Given task – Render every line of each row as a JSON list of strings, one string per line, with blank lines omitted.

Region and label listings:
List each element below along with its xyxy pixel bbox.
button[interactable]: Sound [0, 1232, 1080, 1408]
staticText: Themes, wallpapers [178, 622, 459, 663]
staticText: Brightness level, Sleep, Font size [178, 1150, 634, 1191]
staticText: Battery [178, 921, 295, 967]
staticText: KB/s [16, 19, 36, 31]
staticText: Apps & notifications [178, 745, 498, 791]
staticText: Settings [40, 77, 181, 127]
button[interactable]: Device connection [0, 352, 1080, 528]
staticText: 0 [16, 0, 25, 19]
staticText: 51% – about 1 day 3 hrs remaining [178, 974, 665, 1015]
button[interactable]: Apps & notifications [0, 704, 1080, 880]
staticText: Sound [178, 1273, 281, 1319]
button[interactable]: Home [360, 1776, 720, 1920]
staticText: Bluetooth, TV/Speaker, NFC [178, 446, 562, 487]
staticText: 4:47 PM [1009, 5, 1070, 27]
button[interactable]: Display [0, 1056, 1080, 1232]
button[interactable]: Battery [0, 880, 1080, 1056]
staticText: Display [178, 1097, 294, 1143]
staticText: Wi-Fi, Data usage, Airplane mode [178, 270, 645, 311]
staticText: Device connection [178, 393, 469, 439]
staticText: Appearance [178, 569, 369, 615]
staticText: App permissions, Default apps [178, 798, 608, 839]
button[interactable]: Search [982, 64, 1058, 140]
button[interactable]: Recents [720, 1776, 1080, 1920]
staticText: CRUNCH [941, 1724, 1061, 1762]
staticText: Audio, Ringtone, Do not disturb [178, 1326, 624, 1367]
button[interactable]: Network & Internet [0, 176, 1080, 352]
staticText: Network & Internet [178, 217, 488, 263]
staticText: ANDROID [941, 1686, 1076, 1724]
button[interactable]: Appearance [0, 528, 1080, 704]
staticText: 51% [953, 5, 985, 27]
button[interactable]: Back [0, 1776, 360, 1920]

Solved exercise –
[
  "List each element below along with its xyxy pixel bbox.",
  "button[interactable]: Sound [0, 1232, 1080, 1408]",
  "staticText: Themes, wallpapers [178, 622, 459, 663]",
  "staticText: Brightness level, Sleep, Font size [178, 1150, 634, 1191]",
  "staticText: Battery [178, 921, 295, 967]",
  "staticText: KB/s [16, 19, 36, 31]",
  "staticText: Apps & notifications [178, 745, 498, 791]",
  "staticText: Settings [40, 77, 181, 127]",
  "button[interactable]: Device connection [0, 352, 1080, 528]",
  "staticText: 0 [16, 0, 25, 19]",
  "staticText: 51% – about 1 day 3 hrs remaining [178, 974, 665, 1015]",
  "button[interactable]: Apps & notifications [0, 704, 1080, 880]",
  "staticText: Sound [178, 1273, 281, 1319]",
  "button[interactable]: Home [360, 1776, 720, 1920]",
  "staticText: Bluetooth, TV/Speaker, NFC [178, 446, 562, 487]",
  "staticText: 4:47 PM [1009, 5, 1070, 27]",
  "button[interactable]: Display [0, 1056, 1080, 1232]",
  "button[interactable]: Battery [0, 880, 1080, 1056]",
  "staticText: Display [178, 1097, 294, 1143]",
  "staticText: Wi-Fi, Data usage, Airplane mode [178, 270, 645, 311]",
  "staticText: Device connection [178, 393, 469, 439]",
  "staticText: Appearance [178, 569, 369, 615]",
  "staticText: App permissions, Default apps [178, 798, 608, 839]",
  "button[interactable]: Search [982, 64, 1058, 140]",
  "button[interactable]: Recents [720, 1776, 1080, 1920]",
  "staticText: CRUNCH [941, 1724, 1061, 1762]",
  "staticText: Audio, Ringtone, Do not disturb [178, 1326, 624, 1367]",
  "button[interactable]: Network & Internet [0, 176, 1080, 352]",
  "staticText: Network & Internet [178, 217, 488, 263]",
  "staticText: ANDROID [941, 1686, 1076, 1724]",
  "button[interactable]: Appearance [0, 528, 1080, 704]",
  "staticText: 51% [953, 5, 985, 27]",
  "button[interactable]: Back [0, 1776, 360, 1920]"
]